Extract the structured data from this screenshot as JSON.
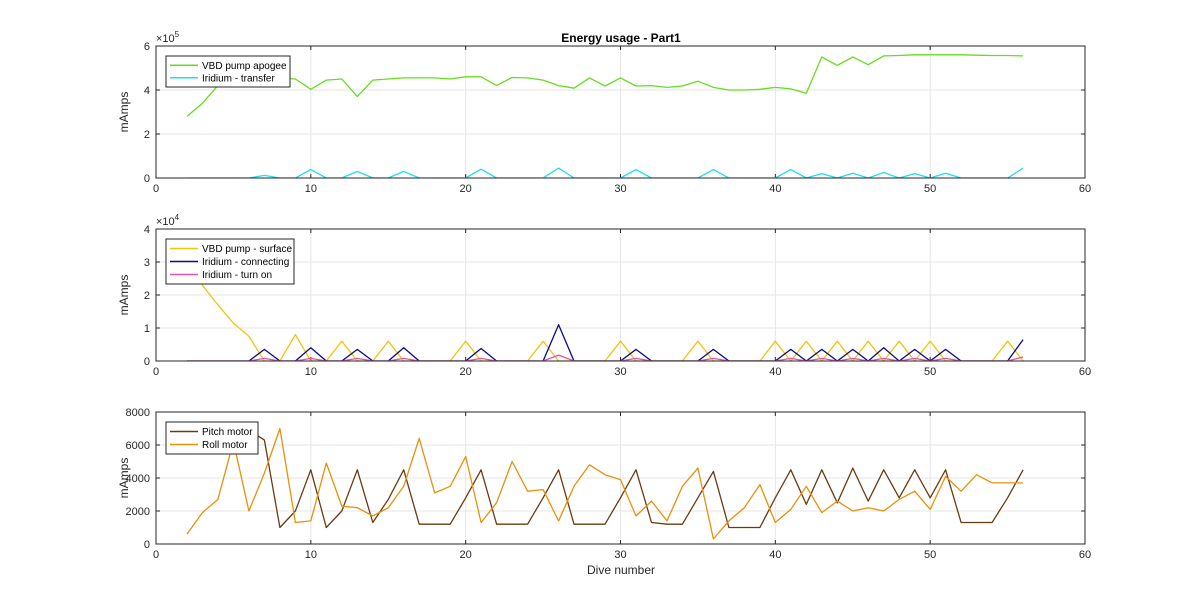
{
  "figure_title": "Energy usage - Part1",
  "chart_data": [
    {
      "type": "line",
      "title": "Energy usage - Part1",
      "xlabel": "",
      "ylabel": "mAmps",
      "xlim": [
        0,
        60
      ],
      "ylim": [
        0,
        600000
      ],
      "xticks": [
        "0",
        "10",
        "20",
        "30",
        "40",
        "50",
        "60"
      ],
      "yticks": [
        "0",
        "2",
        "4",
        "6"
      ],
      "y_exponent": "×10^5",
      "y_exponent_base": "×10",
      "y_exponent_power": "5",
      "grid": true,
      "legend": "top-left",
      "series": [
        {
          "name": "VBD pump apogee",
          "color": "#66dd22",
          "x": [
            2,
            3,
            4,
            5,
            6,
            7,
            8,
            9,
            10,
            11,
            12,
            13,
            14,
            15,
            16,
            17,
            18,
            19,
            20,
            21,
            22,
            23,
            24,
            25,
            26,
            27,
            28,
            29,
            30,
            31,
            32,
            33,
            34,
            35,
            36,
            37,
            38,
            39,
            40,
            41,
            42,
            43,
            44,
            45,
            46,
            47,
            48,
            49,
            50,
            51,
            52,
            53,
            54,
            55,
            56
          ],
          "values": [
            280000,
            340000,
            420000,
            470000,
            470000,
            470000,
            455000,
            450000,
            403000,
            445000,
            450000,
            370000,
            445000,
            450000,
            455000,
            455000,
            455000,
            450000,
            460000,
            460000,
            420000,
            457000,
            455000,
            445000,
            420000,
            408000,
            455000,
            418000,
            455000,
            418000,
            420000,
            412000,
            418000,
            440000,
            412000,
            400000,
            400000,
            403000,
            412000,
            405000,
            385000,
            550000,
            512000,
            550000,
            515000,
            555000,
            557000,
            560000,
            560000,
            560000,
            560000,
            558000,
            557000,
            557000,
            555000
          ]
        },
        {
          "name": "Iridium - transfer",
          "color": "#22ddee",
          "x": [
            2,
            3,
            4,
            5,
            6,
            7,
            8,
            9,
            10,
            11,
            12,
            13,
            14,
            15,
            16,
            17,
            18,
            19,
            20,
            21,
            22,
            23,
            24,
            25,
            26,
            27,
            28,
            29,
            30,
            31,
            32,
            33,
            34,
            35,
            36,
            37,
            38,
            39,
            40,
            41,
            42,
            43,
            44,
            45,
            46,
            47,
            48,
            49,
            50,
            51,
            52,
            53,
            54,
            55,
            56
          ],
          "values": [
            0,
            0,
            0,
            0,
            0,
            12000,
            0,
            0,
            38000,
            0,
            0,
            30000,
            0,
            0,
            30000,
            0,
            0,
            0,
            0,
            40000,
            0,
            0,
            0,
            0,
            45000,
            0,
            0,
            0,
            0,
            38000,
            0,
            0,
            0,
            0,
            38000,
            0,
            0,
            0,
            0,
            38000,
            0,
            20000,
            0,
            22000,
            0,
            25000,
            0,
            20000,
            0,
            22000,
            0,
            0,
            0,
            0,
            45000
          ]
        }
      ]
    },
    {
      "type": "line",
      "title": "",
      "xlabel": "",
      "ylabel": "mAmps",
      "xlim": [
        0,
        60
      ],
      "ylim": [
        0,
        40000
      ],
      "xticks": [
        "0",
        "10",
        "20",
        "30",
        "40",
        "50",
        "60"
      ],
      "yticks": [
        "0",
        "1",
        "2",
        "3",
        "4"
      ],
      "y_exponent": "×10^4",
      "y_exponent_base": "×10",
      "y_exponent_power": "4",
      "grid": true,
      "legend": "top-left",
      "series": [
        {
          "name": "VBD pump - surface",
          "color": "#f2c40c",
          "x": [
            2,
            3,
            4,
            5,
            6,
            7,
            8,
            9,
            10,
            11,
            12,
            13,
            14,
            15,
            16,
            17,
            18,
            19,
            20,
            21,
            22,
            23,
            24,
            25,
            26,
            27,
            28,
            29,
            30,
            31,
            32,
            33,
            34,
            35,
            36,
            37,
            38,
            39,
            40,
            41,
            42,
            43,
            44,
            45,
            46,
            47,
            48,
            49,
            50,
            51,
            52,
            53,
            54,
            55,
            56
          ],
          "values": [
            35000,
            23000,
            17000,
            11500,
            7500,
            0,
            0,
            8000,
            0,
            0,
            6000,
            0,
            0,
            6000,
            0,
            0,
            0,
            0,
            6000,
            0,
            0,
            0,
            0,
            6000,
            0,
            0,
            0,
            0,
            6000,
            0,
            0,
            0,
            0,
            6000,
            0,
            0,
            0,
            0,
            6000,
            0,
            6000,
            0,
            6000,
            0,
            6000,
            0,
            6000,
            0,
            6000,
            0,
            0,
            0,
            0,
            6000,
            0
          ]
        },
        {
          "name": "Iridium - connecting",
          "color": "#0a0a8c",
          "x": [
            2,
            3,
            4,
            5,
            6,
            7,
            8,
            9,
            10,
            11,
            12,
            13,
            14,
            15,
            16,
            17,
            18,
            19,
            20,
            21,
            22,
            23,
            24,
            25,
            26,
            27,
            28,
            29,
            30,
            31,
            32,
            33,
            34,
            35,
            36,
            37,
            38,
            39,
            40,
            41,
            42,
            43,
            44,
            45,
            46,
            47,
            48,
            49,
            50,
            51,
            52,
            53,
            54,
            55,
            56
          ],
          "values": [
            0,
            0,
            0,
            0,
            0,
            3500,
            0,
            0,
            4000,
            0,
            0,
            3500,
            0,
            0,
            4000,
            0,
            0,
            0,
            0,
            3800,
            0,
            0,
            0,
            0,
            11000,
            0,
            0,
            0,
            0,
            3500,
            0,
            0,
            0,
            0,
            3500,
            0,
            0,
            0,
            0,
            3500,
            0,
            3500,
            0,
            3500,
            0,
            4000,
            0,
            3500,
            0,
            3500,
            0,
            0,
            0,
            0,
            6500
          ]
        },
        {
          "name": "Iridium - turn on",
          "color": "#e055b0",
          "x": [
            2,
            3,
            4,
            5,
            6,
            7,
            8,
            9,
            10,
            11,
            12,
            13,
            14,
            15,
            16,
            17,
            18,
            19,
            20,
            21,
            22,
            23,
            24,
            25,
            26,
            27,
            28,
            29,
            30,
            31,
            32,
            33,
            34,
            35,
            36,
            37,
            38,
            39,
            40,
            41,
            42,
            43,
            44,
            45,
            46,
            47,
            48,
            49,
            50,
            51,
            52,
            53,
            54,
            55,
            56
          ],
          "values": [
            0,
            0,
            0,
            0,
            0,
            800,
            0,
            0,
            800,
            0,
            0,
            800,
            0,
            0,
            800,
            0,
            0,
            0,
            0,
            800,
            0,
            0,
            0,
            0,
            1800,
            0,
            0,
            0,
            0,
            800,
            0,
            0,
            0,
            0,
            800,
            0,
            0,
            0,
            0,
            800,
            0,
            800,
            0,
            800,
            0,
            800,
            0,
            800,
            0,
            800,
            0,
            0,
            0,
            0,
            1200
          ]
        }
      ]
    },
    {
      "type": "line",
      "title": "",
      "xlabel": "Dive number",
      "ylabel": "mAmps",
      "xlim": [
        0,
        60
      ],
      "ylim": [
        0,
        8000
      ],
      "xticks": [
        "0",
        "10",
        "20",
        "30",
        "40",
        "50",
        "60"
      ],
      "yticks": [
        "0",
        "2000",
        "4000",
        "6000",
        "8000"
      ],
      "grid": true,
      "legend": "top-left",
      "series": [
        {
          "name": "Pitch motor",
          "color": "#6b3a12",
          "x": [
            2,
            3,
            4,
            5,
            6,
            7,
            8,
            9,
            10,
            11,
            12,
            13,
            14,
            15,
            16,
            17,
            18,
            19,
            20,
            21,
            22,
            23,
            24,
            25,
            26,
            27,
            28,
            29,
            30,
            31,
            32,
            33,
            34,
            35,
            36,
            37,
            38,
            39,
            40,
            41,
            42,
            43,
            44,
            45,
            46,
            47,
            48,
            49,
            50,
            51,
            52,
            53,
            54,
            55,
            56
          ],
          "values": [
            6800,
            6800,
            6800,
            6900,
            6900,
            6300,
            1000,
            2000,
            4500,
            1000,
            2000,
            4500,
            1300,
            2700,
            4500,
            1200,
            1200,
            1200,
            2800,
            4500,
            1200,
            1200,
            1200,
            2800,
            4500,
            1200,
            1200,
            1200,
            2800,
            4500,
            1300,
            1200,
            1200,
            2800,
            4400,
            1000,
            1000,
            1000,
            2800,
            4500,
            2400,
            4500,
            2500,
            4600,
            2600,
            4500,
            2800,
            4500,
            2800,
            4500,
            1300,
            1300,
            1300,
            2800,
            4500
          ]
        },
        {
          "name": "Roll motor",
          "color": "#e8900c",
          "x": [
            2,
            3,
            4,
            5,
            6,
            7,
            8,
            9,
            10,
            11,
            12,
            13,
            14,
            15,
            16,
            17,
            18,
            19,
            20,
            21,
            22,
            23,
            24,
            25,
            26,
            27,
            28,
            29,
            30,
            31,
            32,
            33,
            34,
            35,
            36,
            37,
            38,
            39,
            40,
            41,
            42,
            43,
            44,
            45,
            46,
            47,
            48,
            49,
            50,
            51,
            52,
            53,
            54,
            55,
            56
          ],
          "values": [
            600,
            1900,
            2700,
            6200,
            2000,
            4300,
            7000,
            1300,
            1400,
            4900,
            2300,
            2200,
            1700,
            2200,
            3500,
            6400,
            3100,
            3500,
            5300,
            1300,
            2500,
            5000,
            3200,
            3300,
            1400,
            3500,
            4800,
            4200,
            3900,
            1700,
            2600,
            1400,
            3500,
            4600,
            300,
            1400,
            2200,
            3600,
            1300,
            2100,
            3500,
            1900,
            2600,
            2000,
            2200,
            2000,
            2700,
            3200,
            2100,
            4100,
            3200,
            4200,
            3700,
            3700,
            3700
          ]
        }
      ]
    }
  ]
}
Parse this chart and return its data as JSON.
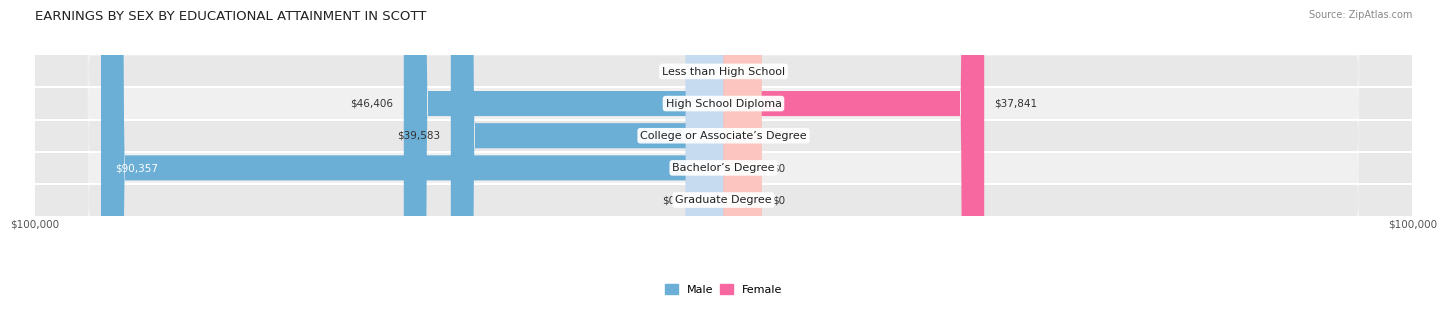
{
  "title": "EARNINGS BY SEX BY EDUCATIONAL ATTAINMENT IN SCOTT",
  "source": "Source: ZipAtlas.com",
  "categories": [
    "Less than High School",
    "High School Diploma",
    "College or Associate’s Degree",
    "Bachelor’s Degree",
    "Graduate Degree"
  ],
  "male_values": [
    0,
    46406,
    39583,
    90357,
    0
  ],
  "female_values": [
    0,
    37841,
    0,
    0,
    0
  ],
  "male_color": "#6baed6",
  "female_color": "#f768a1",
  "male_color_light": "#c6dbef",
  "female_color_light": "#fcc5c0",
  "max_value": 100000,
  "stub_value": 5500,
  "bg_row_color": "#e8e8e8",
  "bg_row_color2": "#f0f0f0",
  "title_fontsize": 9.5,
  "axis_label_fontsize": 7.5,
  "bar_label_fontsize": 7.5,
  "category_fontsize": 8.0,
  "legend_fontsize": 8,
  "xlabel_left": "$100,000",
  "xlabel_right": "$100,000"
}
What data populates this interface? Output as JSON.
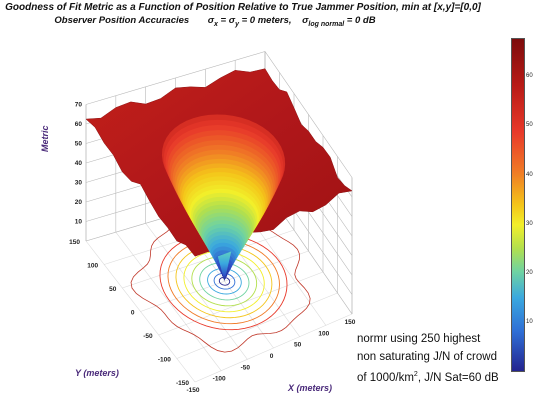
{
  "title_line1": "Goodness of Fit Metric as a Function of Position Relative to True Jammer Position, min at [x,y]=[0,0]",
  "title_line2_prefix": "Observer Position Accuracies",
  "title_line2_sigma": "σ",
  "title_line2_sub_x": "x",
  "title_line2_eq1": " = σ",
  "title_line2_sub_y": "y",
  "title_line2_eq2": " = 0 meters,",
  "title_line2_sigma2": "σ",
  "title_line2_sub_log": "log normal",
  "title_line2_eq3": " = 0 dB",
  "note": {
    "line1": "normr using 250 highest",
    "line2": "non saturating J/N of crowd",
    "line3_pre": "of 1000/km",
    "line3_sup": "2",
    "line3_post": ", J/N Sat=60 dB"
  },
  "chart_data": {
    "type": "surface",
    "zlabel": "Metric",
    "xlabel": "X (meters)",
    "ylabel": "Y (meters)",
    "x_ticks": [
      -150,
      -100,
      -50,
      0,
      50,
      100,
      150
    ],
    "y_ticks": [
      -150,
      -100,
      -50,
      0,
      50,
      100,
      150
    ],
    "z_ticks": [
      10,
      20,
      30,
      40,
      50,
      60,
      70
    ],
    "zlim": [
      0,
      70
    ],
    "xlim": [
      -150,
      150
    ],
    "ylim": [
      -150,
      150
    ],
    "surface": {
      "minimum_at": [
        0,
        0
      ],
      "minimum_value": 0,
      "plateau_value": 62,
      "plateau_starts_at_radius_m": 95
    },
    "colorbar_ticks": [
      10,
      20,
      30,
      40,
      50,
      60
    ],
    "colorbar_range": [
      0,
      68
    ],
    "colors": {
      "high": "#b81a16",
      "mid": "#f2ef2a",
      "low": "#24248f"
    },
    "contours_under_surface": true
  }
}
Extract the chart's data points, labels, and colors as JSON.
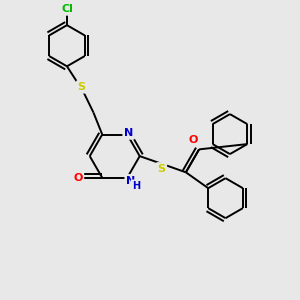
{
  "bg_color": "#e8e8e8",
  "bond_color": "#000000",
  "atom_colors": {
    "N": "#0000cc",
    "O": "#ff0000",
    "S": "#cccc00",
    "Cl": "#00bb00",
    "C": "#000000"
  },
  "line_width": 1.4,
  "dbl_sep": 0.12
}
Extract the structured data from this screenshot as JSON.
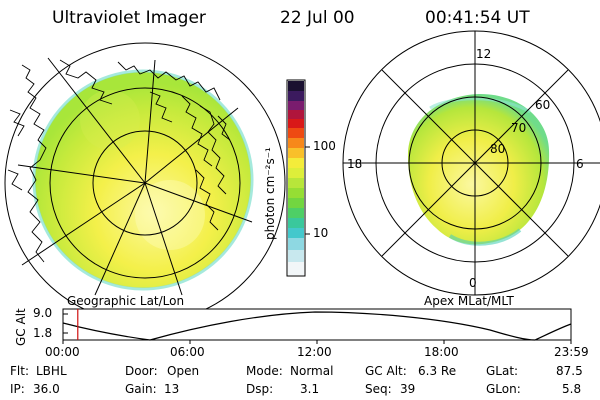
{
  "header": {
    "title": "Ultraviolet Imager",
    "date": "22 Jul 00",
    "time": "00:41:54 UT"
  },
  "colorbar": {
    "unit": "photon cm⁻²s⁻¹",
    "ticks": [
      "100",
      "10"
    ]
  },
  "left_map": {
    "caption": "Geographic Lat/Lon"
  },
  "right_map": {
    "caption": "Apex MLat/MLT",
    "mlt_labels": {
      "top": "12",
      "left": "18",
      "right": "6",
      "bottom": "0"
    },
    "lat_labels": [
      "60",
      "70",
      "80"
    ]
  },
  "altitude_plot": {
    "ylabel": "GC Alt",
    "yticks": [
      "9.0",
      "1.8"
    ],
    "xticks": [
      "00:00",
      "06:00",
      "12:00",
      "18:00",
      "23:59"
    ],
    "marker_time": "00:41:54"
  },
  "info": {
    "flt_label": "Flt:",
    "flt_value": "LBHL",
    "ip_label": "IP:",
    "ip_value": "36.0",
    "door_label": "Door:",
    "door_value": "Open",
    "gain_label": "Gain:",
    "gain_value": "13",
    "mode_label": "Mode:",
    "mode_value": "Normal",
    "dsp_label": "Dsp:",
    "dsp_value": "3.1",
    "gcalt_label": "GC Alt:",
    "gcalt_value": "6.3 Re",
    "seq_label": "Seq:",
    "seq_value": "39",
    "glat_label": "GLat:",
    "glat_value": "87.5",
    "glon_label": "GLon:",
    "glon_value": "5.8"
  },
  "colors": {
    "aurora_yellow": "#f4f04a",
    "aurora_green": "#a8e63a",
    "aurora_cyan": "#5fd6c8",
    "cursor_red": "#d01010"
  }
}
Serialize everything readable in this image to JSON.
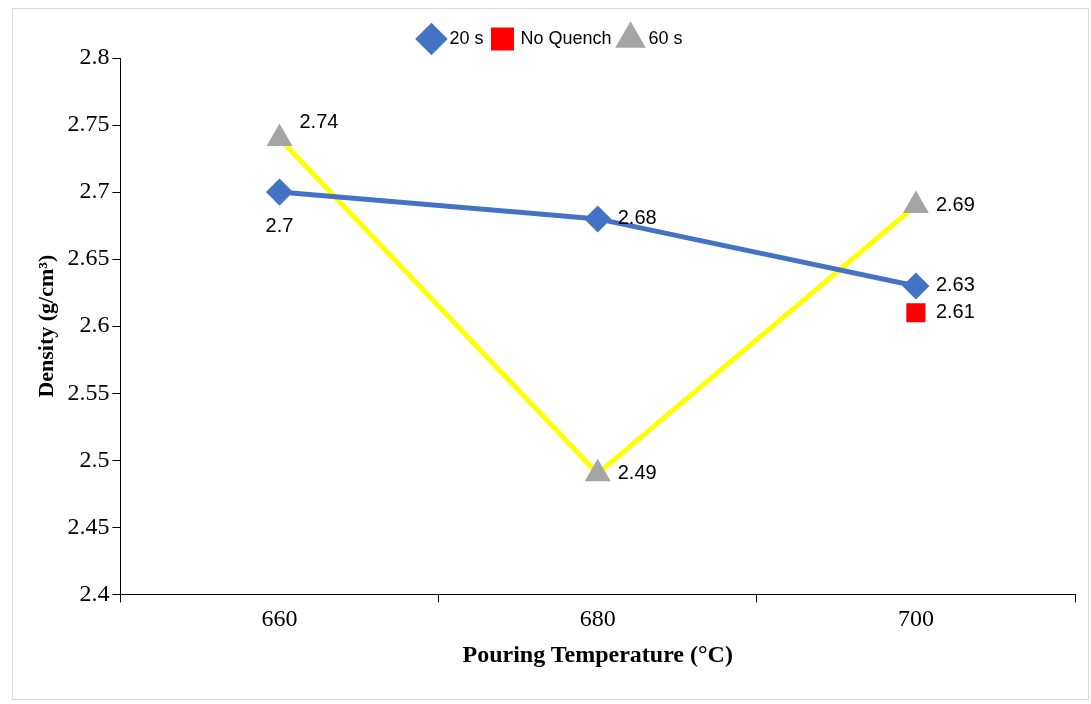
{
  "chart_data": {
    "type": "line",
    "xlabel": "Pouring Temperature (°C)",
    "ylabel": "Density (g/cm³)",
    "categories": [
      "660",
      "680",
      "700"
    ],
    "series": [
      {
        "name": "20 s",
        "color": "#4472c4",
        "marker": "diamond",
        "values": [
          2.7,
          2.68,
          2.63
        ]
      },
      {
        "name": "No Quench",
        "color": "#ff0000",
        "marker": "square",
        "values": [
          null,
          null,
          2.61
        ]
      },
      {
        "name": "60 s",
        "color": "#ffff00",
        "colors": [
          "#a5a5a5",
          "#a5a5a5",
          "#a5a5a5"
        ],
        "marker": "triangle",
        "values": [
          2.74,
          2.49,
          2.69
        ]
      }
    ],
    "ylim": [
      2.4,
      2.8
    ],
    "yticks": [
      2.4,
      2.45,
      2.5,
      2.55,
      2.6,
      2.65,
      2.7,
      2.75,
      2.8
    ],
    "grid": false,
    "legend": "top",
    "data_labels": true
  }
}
****************
### TASK BRIEF
Look above for the line containing "Serialize everything readable"; output that line and all lines after it through the last one exactly, without the pictures.

### OUTPUT FOR THIS EXERCISE
Serialize everything readable in this image to JSON.
{
  "chart_data": {
    "type": "line",
    "xlabel": "Pouring Temperature (°C)",
    "ylabel": "Density (g/cm³)",
    "categories": [
      "660",
      "680",
      "700"
    ],
    "series": [
      {
        "name": "20 s",
        "color": "#4472c4",
        "marker": "diamond",
        "values": [
          2.7,
          2.68,
          2.63
        ]
      },
      {
        "name": "No Quench",
        "color": "#ff0000",
        "marker": "square",
        "values": [
          null,
          null,
          2.61
        ]
      },
      {
        "name": "60 s",
        "color": "#ffff00",
        "colors": [
          "#a5a5a5",
          "#a5a5a5",
          "#a5a5a5"
        ],
        "marker": "triangle",
        "values": [
          2.74,
          2.49,
          2.69
        ]
      }
    ],
    "ylim": [
      2.4,
      2.8
    ],
    "yticks": [
      2.4,
      2.45,
      2.5,
      2.55,
      2.6,
      2.65,
      2.7,
      2.75,
      2.8
    ],
    "grid": false,
    "legend": "top",
    "data_labels": true
  }
}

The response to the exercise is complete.